Exercise description: Your answer should be a single number: the count of lines that include the word "Sept".

-- Entries supplied start --

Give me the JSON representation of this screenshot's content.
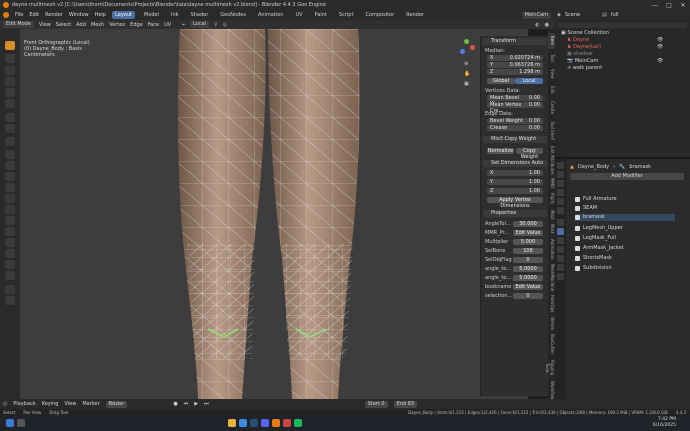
{
  "window": {
    "title": "dayne mulltmesh v2 [C:\\Users\\thorn\\Documents\\Projects\\Blender\\tala\\dayne multimesh v2.blend] - Blender 4.4.3 Goo Engine"
  },
  "menubar": {
    "items": [
      "File",
      "Edit",
      "Render",
      "Window",
      "Help"
    ],
    "workspaces": [
      "Layout",
      "Model",
      "Ink",
      "Shader",
      "GeoNodes",
      "Animation",
      "UV",
      "Paint",
      "Script",
      "Compositor",
      "Render"
    ],
    "active_workspace": "Layout",
    "camera_field": "MeinCam",
    "scene_label": "Scene",
    "viewlayer_label": "full"
  },
  "header3d": {
    "mode": "Edit Mode",
    "items": [
      "View",
      "Select",
      "Add",
      "Mesh",
      "Vertex",
      "Edge",
      "Face",
      "UV"
    ],
    "transform_orientation": "Local"
  },
  "viewport": {
    "view_name": "Front Orthographic (Local)",
    "object_info": "(0) Dayne_Body : Basis",
    "units": "Centimeters"
  },
  "npanel": {
    "transform_header": "Transform",
    "median_label": "Median:",
    "x": {
      "label": "X",
      "value": "0.020724 m"
    },
    "y": {
      "label": "Y",
      "value": "0.063726 m"
    },
    "z": {
      "label": "Z",
      "value": "1.298 m"
    },
    "global_label": "Global",
    "local_label": "Local",
    "vertices_data_label": "Vertices Data:",
    "mean_bevel_weight": {
      "label": "Mean Bevel Wei...",
      "value": "0.00"
    },
    "mean_vertex_crease": {
      "label": "Mean Vertex Cre...",
      "value": "0.00"
    },
    "edge_data_label": "Edge Data:",
    "bevel_weight": {
      "label": "Bevel Weight",
      "value": "0.00"
    },
    "crease": {
      "label": "Crease",
      "value": "0.00"
    },
    "mio3_header": "Mio3 Copy Weight",
    "normalize_label": "Normalize",
    "copy_weight_label": "Copy Weight",
    "setdim_header": "Set Dimensions Auto",
    "dim_x": {
      "label": "X",
      "value": "1.00"
    },
    "dim_y": {
      "label": "Y",
      "value": "1.00"
    },
    "dim_z": {
      "label": "Z",
      "value": "1.00"
    },
    "apply_dims_label": "Apply Vertex Dimensions",
    "properties_header": "Properties",
    "angle_tol": {
      "label": "AngleTol...",
      "value": "30.000"
    },
    "mmr_pr": {
      "label": "MMR_Pr...",
      "value": "Edit Value"
    },
    "multiplier": {
      "label": "Multiplier",
      "value": "5.000"
    },
    "sel_bone": {
      "label": "SelBone",
      "value": "108"
    },
    "sel_obj_flag": {
      "label": "SelObjFlag",
      "value": "0"
    },
    "angle_to": {
      "label": "angle_to...",
      "value": "5.0000"
    },
    "angle_to2": {
      "label": "angle_to...",
      "value": "5.0000"
    },
    "bookname": {
      "label": "bookname",
      "value": "Edit Value"
    },
    "selection": {
      "label": "selection...",
      "value": "0"
    }
  },
  "side_tabs": [
    "Item",
    "Tool",
    "View",
    "Edit",
    "Create",
    "Tool Shelf",
    "Edit Attributes",
    "MMD",
    "Rigify",
    "Mio3",
    "Mio3",
    "Animation",
    "MeshMachine",
    "HardOps",
    "Vertex",
    "BoxCutter",
    "Rigging Tools",
    "Workflow"
  ],
  "outliner": {
    "scene_collection": "Scene Collection",
    "items": [
      {
        "label": "Dayne",
        "color": "#e06a5a"
      },
      {
        "label": "Dayne(tail)",
        "color": "#e06a5a"
      },
      {
        "label": "shadow",
        "color": "#888888"
      },
      {
        "label": "MeinCam",
        "color": "#d6d6d6"
      },
      {
        "label": "walk parent",
        "color": "#d6d6d6"
      }
    ]
  },
  "properties": {
    "object_name": "Dayne_Body",
    "modifier_name_field": "bramask",
    "add_modifier_label": "Add Modifier",
    "modifiers": [
      "Full Armature",
      "SEAM",
      "bramask",
      "LegMesh_Upper",
      "LegMask_Full",
      "ArmMask_Jacket",
      "ShortsMask",
      "Subdivision"
    ]
  },
  "timeline": {
    "items": [
      "Playback",
      "Keying",
      "View",
      "Marker"
    ],
    "interp": "Bézier",
    "start_label": "Start",
    "start_value": "0",
    "end_label": "End",
    "end_value": "83"
  },
  "statusbar": {
    "select": "Select",
    "pan_view": "Pan View",
    "drag_tool": "Drag Tool",
    "stats": "Dayne_Body | Verts:0/1,215 | Edges:1/2,426 | Faces:0/1,215 | Tris:0/2,430 | Objects:1/68 | Memory: 169.2 MiB | VRAM: 1.2/8.0 GiB",
    "version": "4.4.3"
  },
  "taskbar": {
    "time": "7:42 PM",
    "date": "6/16/2025"
  },
  "colors": {
    "accent": "#4b6ea3",
    "active_tool": "#d98c2b",
    "select_green": "#8ee07a"
  }
}
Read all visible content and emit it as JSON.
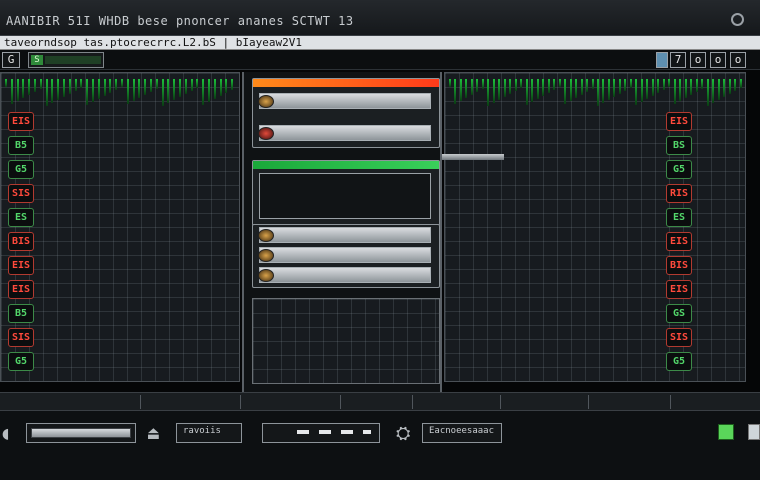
{
  "window": {
    "title": "AANIBIR 51I WHDB bese pnoncer ananes SCTWT 13"
  },
  "menubar": {
    "path": "taveorndsop tas.ptocrecrrc.L2.bS | bIayeaw2V1"
  },
  "toolbar": {
    "left_button": "G",
    "field_indicator": "S",
    "right_buttons": [
      "7",
      "o",
      "o",
      "o"
    ]
  },
  "channels": {
    "left": [
      {
        "label": "EIS",
        "color": "red"
      },
      {
        "label": "B5",
        "color": "green"
      },
      {
        "label": "G5",
        "color": "green"
      },
      {
        "label": "SIS",
        "color": "red"
      },
      {
        "label": "ES",
        "color": "green"
      },
      {
        "label": "BIS",
        "color": "red"
      },
      {
        "label": "EIS",
        "color": "red"
      },
      {
        "label": "EIS",
        "color": "red"
      },
      {
        "label": "B5",
        "color": "green"
      },
      {
        "label": "SIS",
        "color": "red"
      },
      {
        "label": "G5",
        "color": "green"
      }
    ],
    "right": [
      {
        "label": "EIS",
        "color": "red"
      },
      {
        "label": "BS",
        "color": "green"
      },
      {
        "label": "G5",
        "color": "green"
      },
      {
        "label": "RIS",
        "color": "red"
      },
      {
        "label": "ES",
        "color": "green"
      },
      {
        "label": "EIS",
        "color": "red"
      },
      {
        "label": "BIS",
        "color": "red"
      },
      {
        "label": "EIS",
        "color": "red"
      },
      {
        "label": "GS",
        "color": "green"
      },
      {
        "label": "SIS",
        "color": "red"
      },
      {
        "label": "G5",
        "color": "green"
      }
    ]
  },
  "bottom": {
    "field_1": "ravoiis",
    "field_2": "Eacnoeesaaac"
  },
  "colors": {
    "accent_green": "#53d66a",
    "accent_red": "#ff4a3c",
    "panel_bg": "#171b1f"
  }
}
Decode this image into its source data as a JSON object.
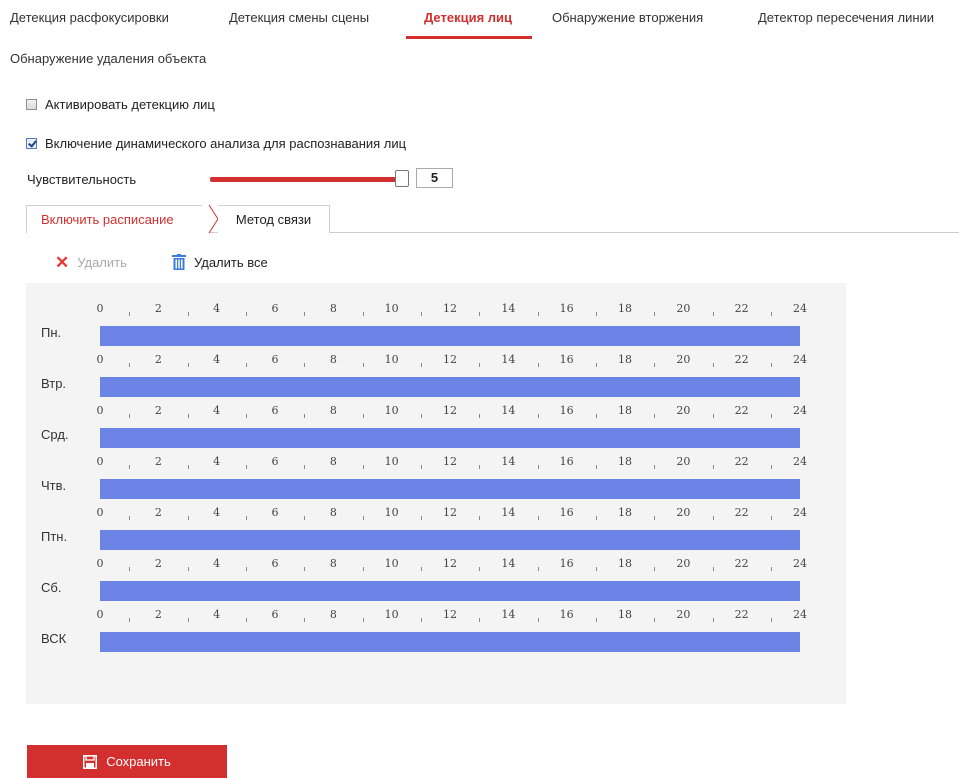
{
  "tabs": [
    {
      "label": "Детекция расфокусировки",
      "active": false
    },
    {
      "label": "Детекция смены сцены",
      "active": false
    },
    {
      "label": "Детекция лиц",
      "active": true
    },
    {
      "label": "Обнаружение вторжения",
      "active": false
    },
    {
      "label": "Детектор пересечения линии",
      "active": false
    },
    {
      "label": "Обнаружение удаления объекта",
      "active": false
    }
  ],
  "options": {
    "enable_face_detection": {
      "label": "Активировать детекцию лиц",
      "checked": false
    },
    "dynamic_analysis": {
      "label": "Включение динамического анализа для распознавания лиц",
      "checked": true
    }
  },
  "sensitivity": {
    "label": "Чувствительность",
    "value": "5",
    "level": 1.0
  },
  "subtabs": [
    {
      "label": "Включить расписание",
      "active": true
    },
    {
      "label": "Метод связи",
      "active": false
    }
  ],
  "toolbar": {
    "delete_label": "Удалить",
    "delete_all_label": "Удалить все"
  },
  "schedule": {
    "hour_ticks": [
      "0",
      "2",
      "4",
      "6",
      "8",
      "10",
      "12",
      "14",
      "16",
      "18",
      "20",
      "22",
      "24"
    ],
    "days": [
      {
        "label": "Пн.",
        "start": 0,
        "end": 24
      },
      {
        "label": "Втр.",
        "start": 0,
        "end": 24
      },
      {
        "label": "Срд.",
        "start": 0,
        "end": 24
      },
      {
        "label": "Чтв.",
        "start": 0,
        "end": 24
      },
      {
        "label": "Птн.",
        "start": 0,
        "end": 24
      },
      {
        "label": "Сб.",
        "start": 0,
        "end": 24
      },
      {
        "label": "ВСК",
        "start": 0,
        "end": 24
      }
    ]
  },
  "save_label": "Сохранить",
  "colors": {
    "accent": "#d32f2f",
    "schedule_bar": "#6b84e6"
  }
}
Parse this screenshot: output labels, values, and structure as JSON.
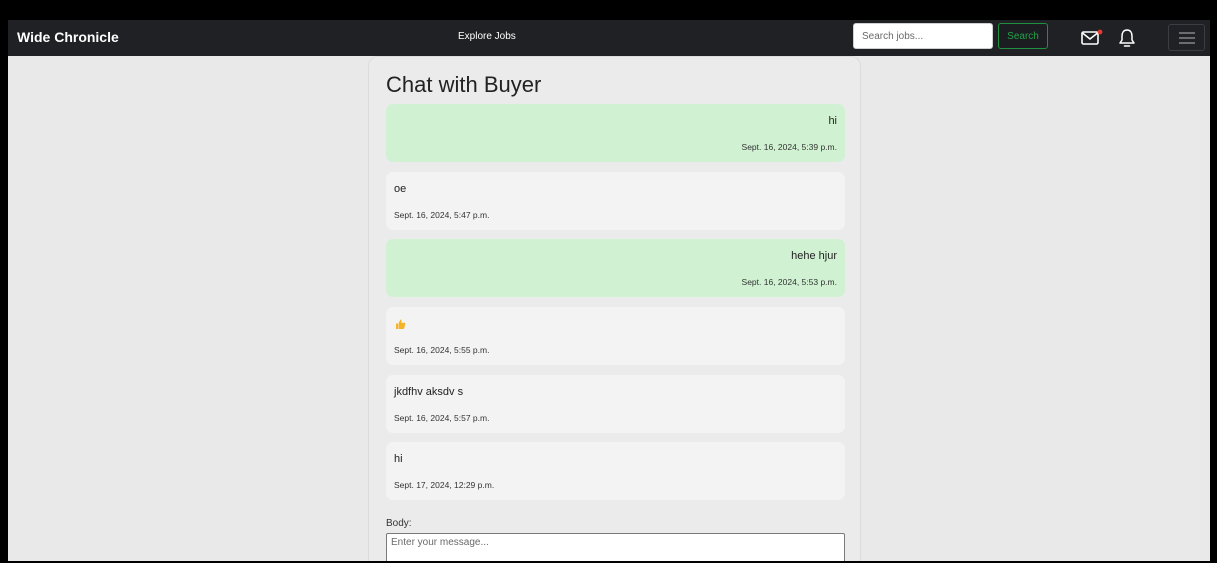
{
  "navbar": {
    "brand": "Wide Chronicle",
    "explore_link": "Explore Jobs",
    "search": {
      "placeholder": "Search jobs...",
      "value": ""
    },
    "search_button": "Search",
    "icons": [
      "mail-icon",
      "notification-dot",
      "bell-icon",
      "hamburger-menu-icon"
    ]
  },
  "chat": {
    "title": "Chat with Buyer",
    "messages": [
      {
        "direction": "sent",
        "text": "hi",
        "time": "Sept. 16, 2024, 5:39 p.m."
      },
      {
        "direction": "received",
        "text": "oe",
        "time": "Sept. 16, 2024, 5:47 p.m."
      },
      {
        "direction": "sent",
        "text": "hehe hjur",
        "time": "Sept. 16, 2024, 5:53 p.m."
      },
      {
        "direction": "received",
        "text": "",
        "emoji": "thumbs-up-icon",
        "time": "Sept. 16, 2024, 5:55 p.m."
      },
      {
        "direction": "received",
        "text": "jkdfhv aksdv s",
        "time": "Sept. 16, 2024, 5:57 p.m."
      },
      {
        "direction": "received",
        "text": "hi",
        "time": "Sept. 17, 2024, 12:29 p.m."
      }
    ],
    "body_label": "Body:",
    "body_placeholder": "Enter your message...",
    "body_value": ""
  },
  "colors": {
    "navbar_bg": "#1f2124",
    "page_bg": "#e9e9e9",
    "sent_bubble": "#d0f2d2",
    "received_bubble": "#f3f3f3",
    "search_button_accent": "#22a24a",
    "notification_dot": "#e53935",
    "thumbs_up": "#f5b428"
  }
}
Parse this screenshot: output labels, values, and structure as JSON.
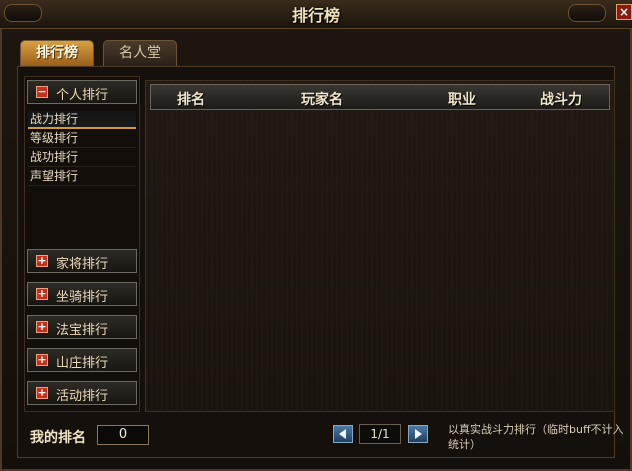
{
  "window": {
    "title": "排行榜",
    "close_label": "×"
  },
  "tabs": [
    {
      "label": "排行榜",
      "active": true
    },
    {
      "label": "名人堂",
      "active": false
    }
  ],
  "sidebar": {
    "expanded_category": {
      "label": "个人排行",
      "icon": "minus-icon"
    },
    "sub_items": [
      {
        "label": "战力排行",
        "selected": true
      },
      {
        "label": "等级排行",
        "selected": false
      },
      {
        "label": "战功排行",
        "selected": false
      },
      {
        "label": "声望排行",
        "selected": false
      }
    ],
    "collapsed_categories": [
      {
        "label": "家将排行",
        "icon": "plus-icon"
      },
      {
        "label": "坐骑排行",
        "icon": "plus-icon"
      },
      {
        "label": "法宝排行",
        "icon": "plus-icon"
      },
      {
        "label": "山庄排行",
        "icon": "plus-icon"
      },
      {
        "label": "活动排行",
        "icon": "plus-icon"
      }
    ]
  },
  "table": {
    "columns": [
      "排名",
      "玩家名",
      "职业",
      "战斗力"
    ],
    "rows": []
  },
  "footer": {
    "my_rank_label": "我的排名",
    "my_rank_value": "0",
    "page_indicator": "1/1",
    "note": "以真实战斗力排行（临时buff不计入统计）"
  },
  "colors": {
    "accent": "#d49a3a",
    "active_tab": "#c38a36",
    "close_button": "#8a1a10",
    "pager_button": "#3a6a98"
  }
}
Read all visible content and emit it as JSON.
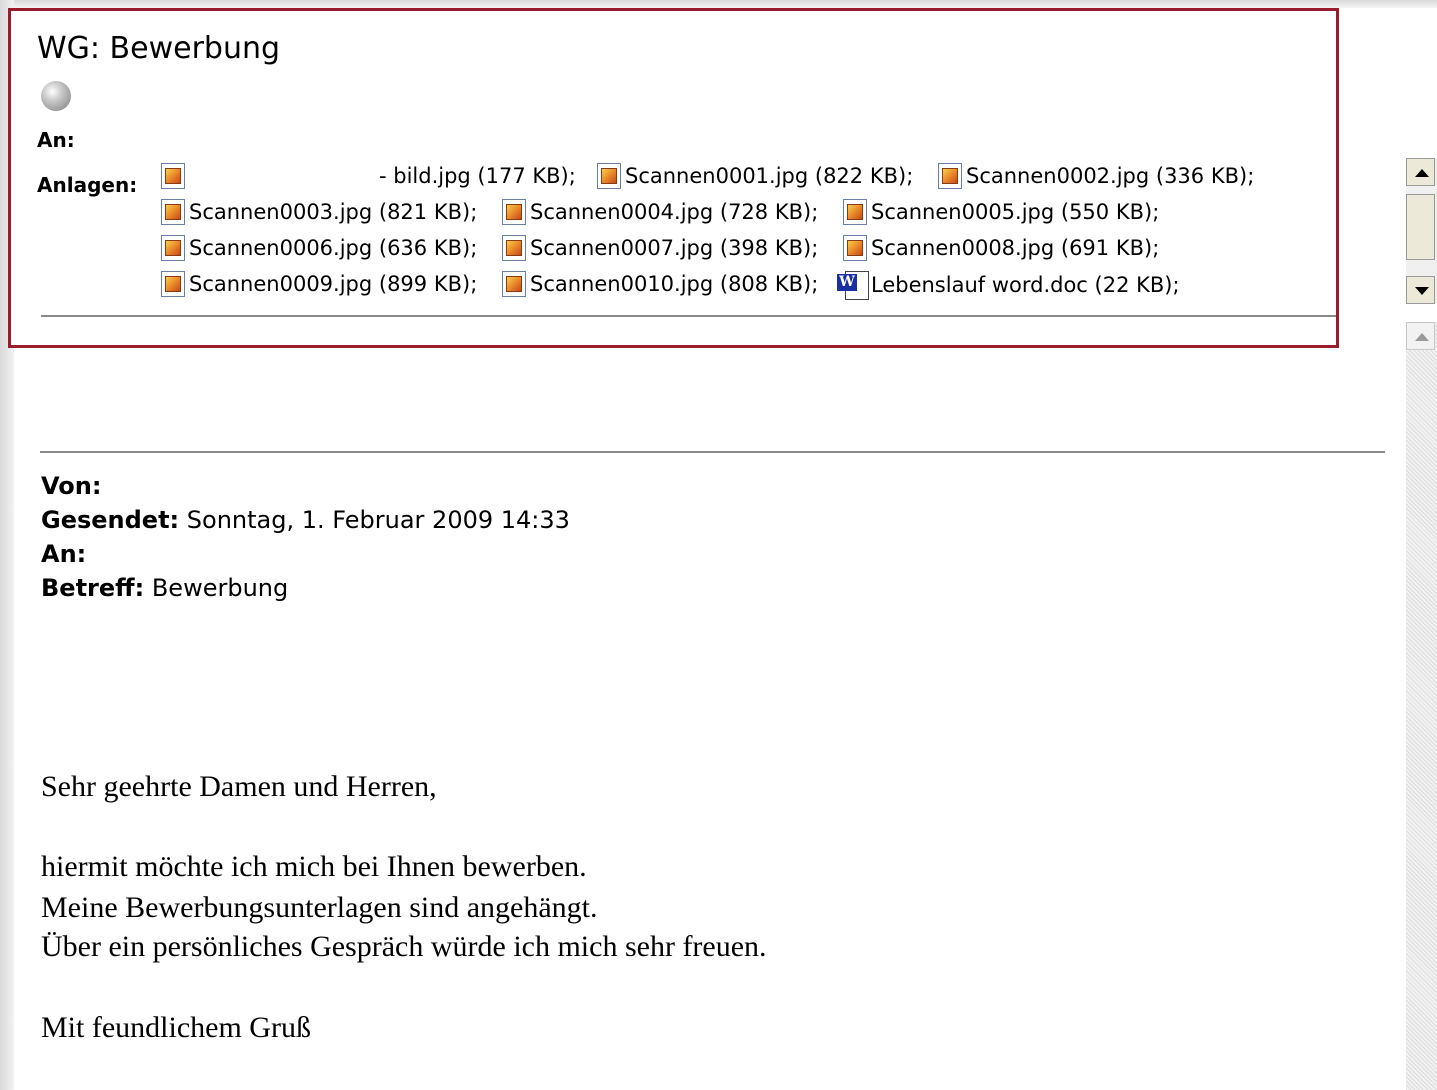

-- Entries supplied end --

Solution to the problem: 6